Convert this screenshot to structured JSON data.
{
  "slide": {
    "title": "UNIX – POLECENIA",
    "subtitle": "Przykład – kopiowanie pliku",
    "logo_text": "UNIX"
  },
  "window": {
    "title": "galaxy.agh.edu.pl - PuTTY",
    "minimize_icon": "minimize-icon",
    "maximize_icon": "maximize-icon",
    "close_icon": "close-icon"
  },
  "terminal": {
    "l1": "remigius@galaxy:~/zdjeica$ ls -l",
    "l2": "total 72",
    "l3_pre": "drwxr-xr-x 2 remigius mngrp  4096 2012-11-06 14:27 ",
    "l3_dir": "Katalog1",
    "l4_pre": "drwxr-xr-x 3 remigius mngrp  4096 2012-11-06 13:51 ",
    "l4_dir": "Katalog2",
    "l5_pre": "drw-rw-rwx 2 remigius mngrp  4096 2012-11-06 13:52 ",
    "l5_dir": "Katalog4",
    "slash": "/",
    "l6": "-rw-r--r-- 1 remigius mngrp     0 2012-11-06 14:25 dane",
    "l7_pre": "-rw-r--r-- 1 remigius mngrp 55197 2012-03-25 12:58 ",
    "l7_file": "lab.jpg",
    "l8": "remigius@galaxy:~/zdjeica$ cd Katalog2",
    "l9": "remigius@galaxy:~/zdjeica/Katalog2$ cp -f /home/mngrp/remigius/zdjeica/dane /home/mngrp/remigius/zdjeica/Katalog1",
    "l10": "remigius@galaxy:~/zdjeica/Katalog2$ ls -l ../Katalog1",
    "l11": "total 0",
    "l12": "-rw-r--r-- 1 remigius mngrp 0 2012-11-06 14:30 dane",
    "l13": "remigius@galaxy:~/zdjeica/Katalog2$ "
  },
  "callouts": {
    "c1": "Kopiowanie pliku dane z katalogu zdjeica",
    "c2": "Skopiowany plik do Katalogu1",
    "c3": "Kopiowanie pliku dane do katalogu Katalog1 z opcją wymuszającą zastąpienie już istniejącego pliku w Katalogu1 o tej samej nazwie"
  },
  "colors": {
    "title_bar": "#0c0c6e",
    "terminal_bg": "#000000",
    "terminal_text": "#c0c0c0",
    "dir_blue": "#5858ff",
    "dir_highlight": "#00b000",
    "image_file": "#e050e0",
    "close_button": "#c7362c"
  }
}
☆ ☆ ☆ ☆
What is expected | Please quote the data above in full, with no line missing.

Written answer |
Convert this screenshot to structured JSON data.
{
  "slide": {
    "title": "UNIX – POLECENIA",
    "subtitle": "Przykład – kopiowanie pliku",
    "logo_text": "UNIX"
  },
  "window": {
    "title": "galaxy.agh.edu.pl - PuTTY",
    "minimize_icon": "minimize-icon",
    "maximize_icon": "maximize-icon",
    "close_icon": "close-icon"
  },
  "terminal": {
    "l1": "remigius@galaxy:~/zdjeica$ ls -l",
    "l2": "total 72",
    "l3_pre": "drwxr-xr-x 2 remigius mngrp  4096 2012-11-06 14:27 ",
    "l3_dir": "Katalog1",
    "l4_pre": "drwxr-xr-x 3 remigius mngrp  4096 2012-11-06 13:51 ",
    "l4_dir": "Katalog2",
    "l5_pre": "drw-rw-rwx 2 remigius mngrp  4096 2012-11-06 13:52 ",
    "l5_dir": "Katalog4",
    "slash": "/",
    "l6": "-rw-r--r-- 1 remigius mngrp     0 2012-11-06 14:25 dane",
    "l7_pre": "-rw-r--r-- 1 remigius mngrp 55197 2012-03-25 12:58 ",
    "l7_file": "lab.jpg",
    "l8": "remigius@galaxy:~/zdjeica$ cd Katalog2",
    "l9": "remigius@galaxy:~/zdjeica/Katalog2$ cp -f /home/mngrp/remigius/zdjeica/dane /home/mngrp/remigius/zdjeica/Katalog1",
    "l10": "remigius@galaxy:~/zdjeica/Katalog2$ ls -l ../Katalog1",
    "l11": "total 0",
    "l12": "-rw-r--r-- 1 remigius mngrp 0 2012-11-06 14:30 dane",
    "l13": "remigius@galaxy:~/zdjeica/Katalog2$ "
  },
  "callouts": {
    "c1": "Kopiowanie pliku dane z katalogu zdjeica",
    "c2": "Skopiowany plik do Katalogu1",
    "c3": "Kopiowanie pliku dane do katalogu Katalog1 z opcją wymuszającą zastąpienie już istniejącego pliku w Katalogu1 o tej samej nazwie"
  },
  "colors": {
    "title_bar": "#0c0c6e",
    "terminal_bg": "#000000",
    "terminal_text": "#c0c0c0",
    "dir_blue": "#5858ff",
    "dir_highlight": "#00b000",
    "image_file": "#e050e0",
    "close_button": "#c7362c"
  }
}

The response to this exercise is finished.